* DATASET RECORDS *

[start]

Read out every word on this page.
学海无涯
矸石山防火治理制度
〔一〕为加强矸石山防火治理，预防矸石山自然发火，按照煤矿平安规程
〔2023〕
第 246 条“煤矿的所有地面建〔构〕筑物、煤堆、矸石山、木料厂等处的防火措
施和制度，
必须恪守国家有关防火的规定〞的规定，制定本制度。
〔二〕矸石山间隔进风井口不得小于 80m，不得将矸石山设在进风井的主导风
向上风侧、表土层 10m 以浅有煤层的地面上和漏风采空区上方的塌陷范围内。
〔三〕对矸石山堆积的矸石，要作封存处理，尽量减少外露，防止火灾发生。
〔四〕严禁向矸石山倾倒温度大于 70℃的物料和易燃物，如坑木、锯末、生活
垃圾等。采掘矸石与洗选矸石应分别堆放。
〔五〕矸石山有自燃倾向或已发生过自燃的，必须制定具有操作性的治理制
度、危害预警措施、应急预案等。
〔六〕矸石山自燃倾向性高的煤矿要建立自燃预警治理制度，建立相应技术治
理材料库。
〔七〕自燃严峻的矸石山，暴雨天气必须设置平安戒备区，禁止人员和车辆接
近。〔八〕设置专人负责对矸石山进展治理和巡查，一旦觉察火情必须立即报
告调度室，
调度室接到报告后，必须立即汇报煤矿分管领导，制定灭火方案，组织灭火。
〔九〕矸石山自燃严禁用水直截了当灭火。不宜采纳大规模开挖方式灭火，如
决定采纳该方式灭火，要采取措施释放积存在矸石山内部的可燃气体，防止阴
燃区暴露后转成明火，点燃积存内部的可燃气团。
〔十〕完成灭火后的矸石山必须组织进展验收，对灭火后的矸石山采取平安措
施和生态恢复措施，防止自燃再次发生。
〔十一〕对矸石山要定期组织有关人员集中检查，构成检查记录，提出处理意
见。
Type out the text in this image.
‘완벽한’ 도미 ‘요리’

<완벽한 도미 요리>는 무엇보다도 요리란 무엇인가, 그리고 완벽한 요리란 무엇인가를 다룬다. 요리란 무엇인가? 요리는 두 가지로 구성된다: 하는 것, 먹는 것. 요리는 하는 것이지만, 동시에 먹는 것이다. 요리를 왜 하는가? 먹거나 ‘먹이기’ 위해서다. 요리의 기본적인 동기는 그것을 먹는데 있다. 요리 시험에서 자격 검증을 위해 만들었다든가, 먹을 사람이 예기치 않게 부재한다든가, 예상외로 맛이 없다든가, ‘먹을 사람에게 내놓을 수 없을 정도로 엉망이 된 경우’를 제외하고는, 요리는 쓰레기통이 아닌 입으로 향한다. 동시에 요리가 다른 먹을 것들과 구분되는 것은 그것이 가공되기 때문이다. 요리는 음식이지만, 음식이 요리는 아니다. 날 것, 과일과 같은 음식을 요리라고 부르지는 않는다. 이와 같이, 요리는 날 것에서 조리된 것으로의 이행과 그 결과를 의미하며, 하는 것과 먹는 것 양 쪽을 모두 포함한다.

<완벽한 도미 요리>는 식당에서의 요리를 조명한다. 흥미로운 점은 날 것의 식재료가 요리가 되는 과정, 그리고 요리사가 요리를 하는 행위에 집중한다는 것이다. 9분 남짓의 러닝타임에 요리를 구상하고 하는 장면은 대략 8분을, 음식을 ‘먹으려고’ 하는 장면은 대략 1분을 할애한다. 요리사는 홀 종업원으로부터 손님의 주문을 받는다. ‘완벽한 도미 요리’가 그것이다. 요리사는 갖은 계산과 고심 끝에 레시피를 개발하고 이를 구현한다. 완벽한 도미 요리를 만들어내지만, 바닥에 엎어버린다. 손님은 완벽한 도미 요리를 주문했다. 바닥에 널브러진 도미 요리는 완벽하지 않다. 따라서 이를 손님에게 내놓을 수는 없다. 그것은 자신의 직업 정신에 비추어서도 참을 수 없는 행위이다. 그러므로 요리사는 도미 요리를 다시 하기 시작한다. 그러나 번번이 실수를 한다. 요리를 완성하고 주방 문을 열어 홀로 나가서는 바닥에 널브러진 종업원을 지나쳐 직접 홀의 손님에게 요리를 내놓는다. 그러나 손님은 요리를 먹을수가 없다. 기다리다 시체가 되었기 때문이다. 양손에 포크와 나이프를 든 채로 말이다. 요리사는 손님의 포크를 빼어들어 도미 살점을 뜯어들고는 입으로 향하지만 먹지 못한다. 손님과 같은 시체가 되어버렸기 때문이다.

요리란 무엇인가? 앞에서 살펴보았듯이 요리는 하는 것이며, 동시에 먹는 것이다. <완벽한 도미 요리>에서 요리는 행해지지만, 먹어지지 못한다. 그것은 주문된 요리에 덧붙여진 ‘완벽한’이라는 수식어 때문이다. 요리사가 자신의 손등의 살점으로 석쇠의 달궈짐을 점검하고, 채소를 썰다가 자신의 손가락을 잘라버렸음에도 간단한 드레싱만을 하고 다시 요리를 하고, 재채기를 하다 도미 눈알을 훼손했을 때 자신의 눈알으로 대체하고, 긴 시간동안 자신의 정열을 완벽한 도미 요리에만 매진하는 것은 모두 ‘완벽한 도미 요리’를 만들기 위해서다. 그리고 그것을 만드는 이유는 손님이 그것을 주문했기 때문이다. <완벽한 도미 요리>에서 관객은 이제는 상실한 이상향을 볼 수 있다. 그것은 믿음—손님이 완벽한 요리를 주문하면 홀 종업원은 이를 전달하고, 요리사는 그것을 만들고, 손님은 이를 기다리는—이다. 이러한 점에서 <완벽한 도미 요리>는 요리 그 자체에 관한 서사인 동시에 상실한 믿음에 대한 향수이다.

[end]

* WORK TO BE COMPLETED *
Quote every entry exactly.

* FULL OUTPUT *
Read out every word on this page.
学海无涯
矸石山防火治理制度
〔一〕为加强矸石山防火治理，预防矸石山自然发火，按照煤矿平安规程
〔2023〕
第 246 条“煤矿的所有地面建〔构〕筑物、煤堆、矸石山、木料厂等处的防火措
施和制度，
必须恪守国家有关防火的规定〞的规定，制定本制度。
〔二〕矸石山间隔进风井口不得小于 80m，不得将矸石山设在进风井的主导风
向上风侧、表土层 10m 以浅有煤层的地面上和漏风采空区上方的塌陷范围内。
〔三〕对矸石山堆积的矸石，要作封存处理，尽量减少外露，防止火灾发生。
〔四〕严禁向矸石山倾倒温度大于 70℃的物料和易燃物，如坑木、锯末、生活
垃圾等。采掘矸石与洗选矸石应分别堆放。
〔五〕矸石山有自燃倾向或已发生过自燃的，必须制定具有操作性的治理制
度、危害预警措施、应急预案等。
〔六〕矸石山自燃倾向性高的煤矿要建立自燃预警治理制度，建立相应技术治
理材料库。
〔七〕自燃严峻的矸石山，暴雨天气必须设置平安戒备区，禁止人员和车辆接
近。〔八〕设置专人负责对矸石山进展治理和巡查，一旦觉察火情必须立即报
告调度室，
调度室接到报告后，必须立即汇报煤矿分管领导，制定灭火方案，组织灭火。
〔九〕矸石山自燃严禁用水直截了当灭火。不宜采纳大规模开挖方式灭火，如
决定采纳该方式灭火，要采取措施释放积存在矸石山内部的可燃气体，防止阴
燃区暴露后转成明火，点燃积存内部的可燃气团。
〔十〕完成灭火后的矸石山必须组织进展验收，对灭火后的矸石山采取平安措
施和生态恢复措施，防止自燃再次发生。
〔十一〕对矸石山要定期组织有关人员集中检查，构成检查记录，提出处理意
见。
Type out the text in this image.
‘완벽한’ 도미 ‘요리’

<완벽한 도미 요리>는 무엇보다도 요리란 무엇인가, 그리고 완벽한 요리란 무엇인가를 다룬다. 요리란 무엇인가? 요리는 두 가지로 구성된다: 하는 것, 먹는 것. 요리는 하는 것이지만, 동시에 먹는 것이다. 요리를 왜 하는가? 먹거나 ‘먹이기’ 위해서다. 요리의 기본적인 동기는 그것을 먹는데 있다. 요리 시험에서 자격 검증을 위해 만들었다든가, 먹을 사람이 예기치 않게 부재한다든가, 예상외로 맛이 없다든가, ‘먹을 사람에게 내놓을 수 없을 정도로 엉망이 된 경우’를 제외하고는, 요리는 쓰레기통이 아닌 입으로 향한다. 동시에 요리가 다른 먹을 것들과 구분되는 것은 그것이 가공되기 때문이다. 요리는 음식이지만, 음식이 요리는 아니다. 날 것, 과일과 같은 음식을 요리라고 부르지는 않는다. 이와 같이, 요리는 날 것에서 조리된 것으로의 이행과 그 결과를 의미하며, 하는 것과 먹는 것 양 쪽을 모두 포함한다.

<완벽한 도미 요리>는 식당에서의 요리를 조명한다. 흥미로운 점은 날 것의 식재료가 요리가 되는 과정, 그리고 요리사가 요리를 하는 행위에 집중한다는 것이다. 9분 남짓의 러닝타임에 요리를 구상하고 하는 장면은 대략 8분을, 음식을 ‘먹으려고’ 하는 장면은 대략 1분을 할애한다. 요리사는 홀 종업원으로부터 손님의 주문을 받는다. ‘완벽한 도미 요리’가 그것이다. 요리사는 갖은 계산과 고심 끝에 레시피를 개발하고 이를 구현한다. 완벽한 도미 요리를 만들어내지만, 바닥에 엎어버린다. 손님은 완벽한 도미 요리를 주문했다. 바닥에 널브러진 도미 요리는 완벽하지 않다. 따라서 이를 손님에게 내놓을 수는 없다. 그것은 자신의 직업 정신에 비추어서도 참을 수 없는 행위이다. 그러므로 요리사는 도미 요리를 다시 하기 시작한다. 그러나 번번이 실수를 한다. 요리를 완성하고 주방 문을 열어 홀로 나가서는 바닥에 널브러진 종업원을 지나쳐 직접 홀의 손님에게 요리를 내놓는다. 그러나 손님은 요리를 먹을수가 없다. 기다리다 시체가 되었기 때문이다. 양손에 포크와 나이프를 든 채로 말이다. 요리사는 손님의 포크를 빼어들어 도미 살점을 뜯어들고는 입으로 향하지만 먹지 못한다. 손님과 같은 시체가 되어버렸기 때문이다.

요리란 무엇인가? 앞에서 살펴보았듯이 요리는 하는 것이며, 동시에 먹는 것이다. <완벽한 도미 요리>에서 요리는 행해지지만, 먹어지지 못한다. 그것은 주문된 요리에 덧붙여진 ‘완벽한’이라는 수식어 때문이다. 요리사가 자신의 손등의 살점으로 석쇠의 달궈짐을 점검하고, 채소를 썰다가 자신의 손가락을 잘라버렸음에도 간단한 드레싱만을 하고 다시 요리를 하고, 재채기를 하다 도미 눈알을 훼손했을 때 자신의 눈알으로 대체하고, 긴 시간동안 자신의 정열을 완벽한 도미 요리에만 매진하는 것은 모두 ‘완벽한 도미 요리’를 만들기 위해서다. 그리고 그것을 만드는 이유는 손님이 그것을 주문했기 때문이다. <완벽한 도미 요리>에서 관객은 이제는 상실한 이상향을 볼 수 있다. 그것은 믿음—손님이 완벽한 요리를 주문하면 홀 종업원은 이를 전달하고, 요리사는 그것을 만들고, 손님은 이를 기다리는—이다. 이러한 점에서 <완벽한 도미 요리>는 요리 그 자체에 관한 서사인 동시에 상실한 믿음에 대한 향수이다.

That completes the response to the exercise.